Records from a data source
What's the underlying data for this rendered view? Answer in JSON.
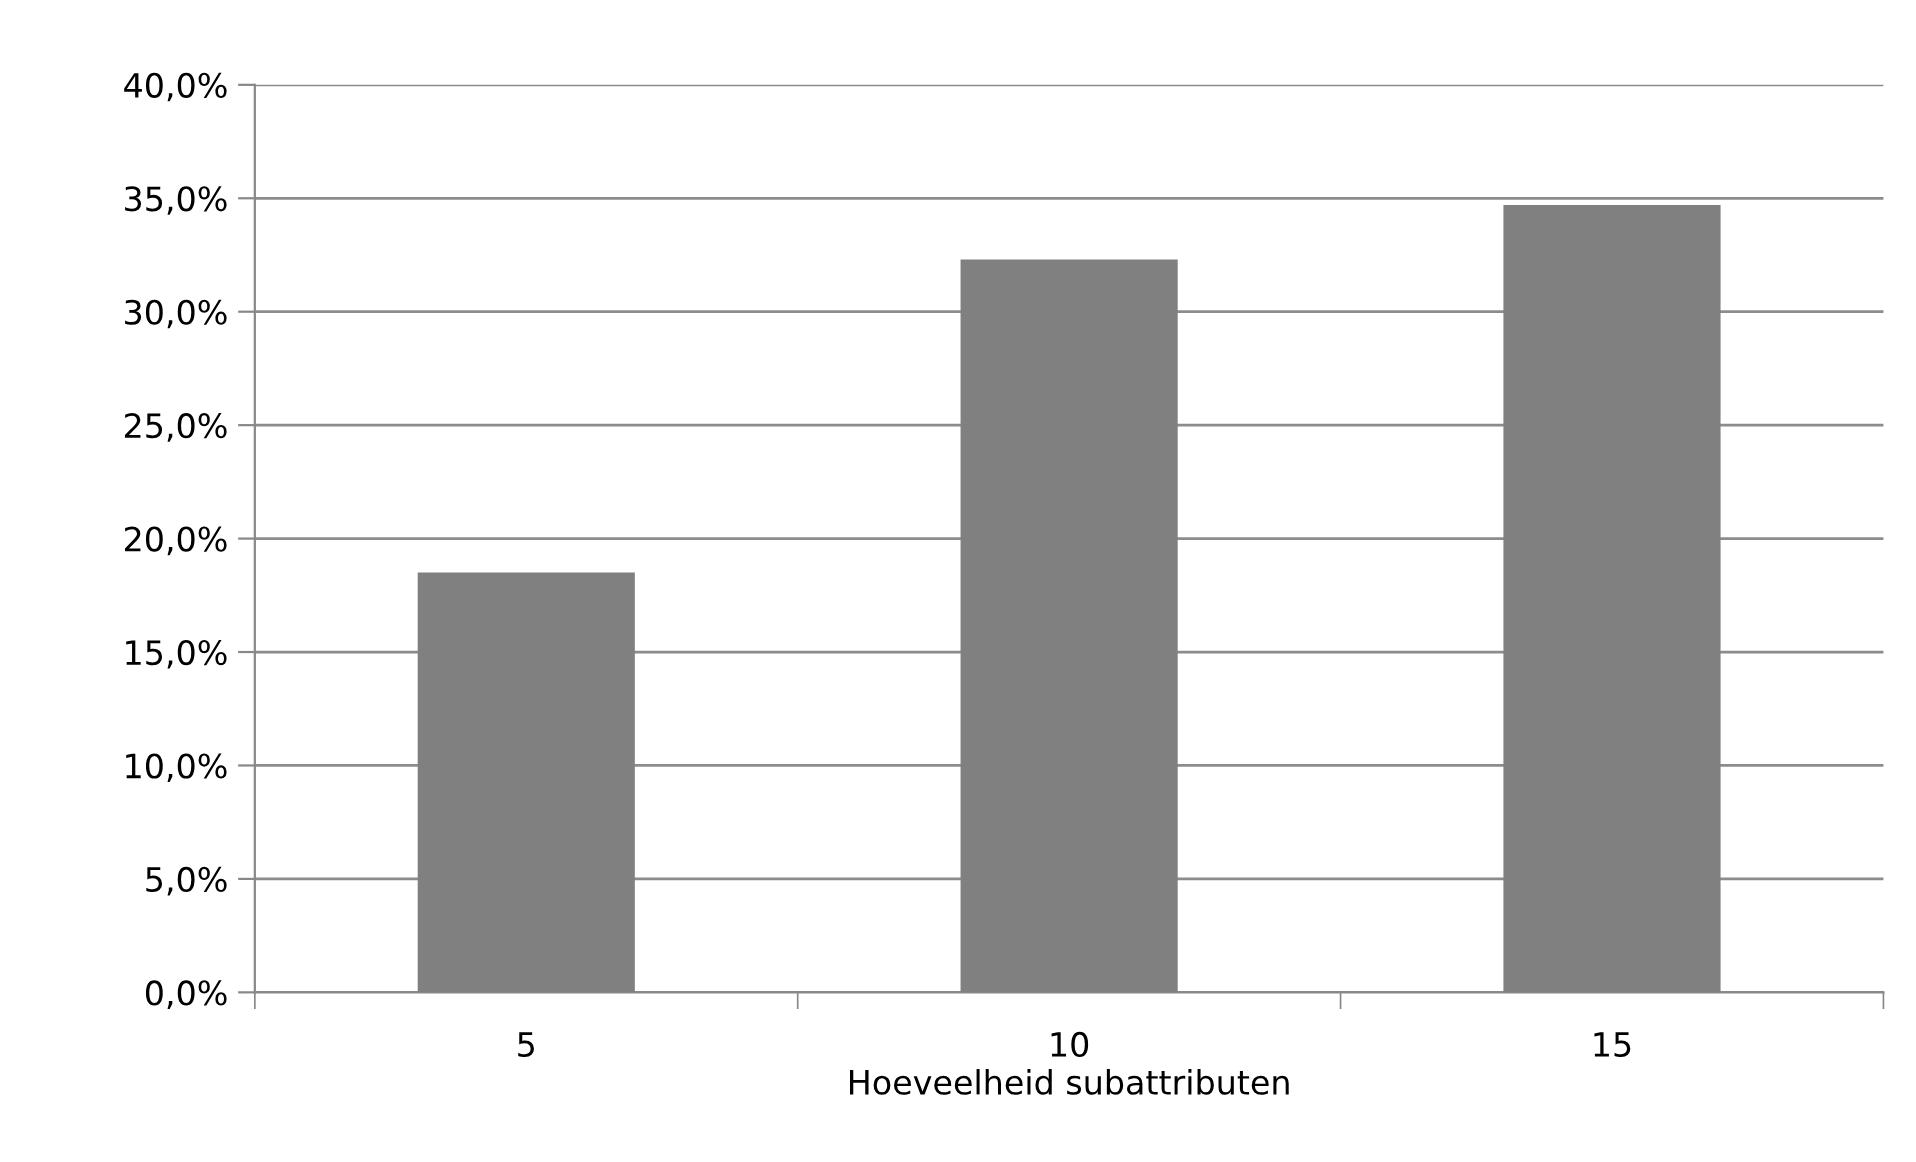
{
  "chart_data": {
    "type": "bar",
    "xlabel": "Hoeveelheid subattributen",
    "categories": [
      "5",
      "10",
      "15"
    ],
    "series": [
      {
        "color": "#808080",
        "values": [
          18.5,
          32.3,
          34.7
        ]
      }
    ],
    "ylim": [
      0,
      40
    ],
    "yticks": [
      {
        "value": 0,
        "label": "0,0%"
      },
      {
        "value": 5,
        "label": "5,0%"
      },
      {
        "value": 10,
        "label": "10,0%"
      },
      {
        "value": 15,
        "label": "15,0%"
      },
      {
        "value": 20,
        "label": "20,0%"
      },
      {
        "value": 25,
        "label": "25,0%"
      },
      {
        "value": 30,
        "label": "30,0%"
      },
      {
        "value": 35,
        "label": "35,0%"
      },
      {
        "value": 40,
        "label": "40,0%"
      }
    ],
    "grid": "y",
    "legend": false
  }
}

WHAT YOU HAVE TO DO
Copy every entry exactly as written. Pictures are excluded.

RIGHT ANSWER
What's the underlying data for this rendered view? Answer in JSON.
{
  "chart_data": {
    "type": "bar",
    "xlabel": "Hoeveelheid subattributen",
    "categories": [
      "5",
      "10",
      "15"
    ],
    "series": [
      {
        "color": "#808080",
        "values": [
          18.5,
          32.3,
          34.7
        ]
      }
    ],
    "ylim": [
      0,
      40
    ],
    "yticks": [
      {
        "value": 0,
        "label": "0,0%"
      },
      {
        "value": 5,
        "label": "5,0%"
      },
      {
        "value": 10,
        "label": "10,0%"
      },
      {
        "value": 15,
        "label": "15,0%"
      },
      {
        "value": 20,
        "label": "20,0%"
      },
      {
        "value": 25,
        "label": "25,0%"
      },
      {
        "value": 30,
        "label": "30,0%"
      },
      {
        "value": 35,
        "label": "35,0%"
      },
      {
        "value": 40,
        "label": "40,0%"
      }
    ],
    "grid": "y",
    "legend": false
  }
}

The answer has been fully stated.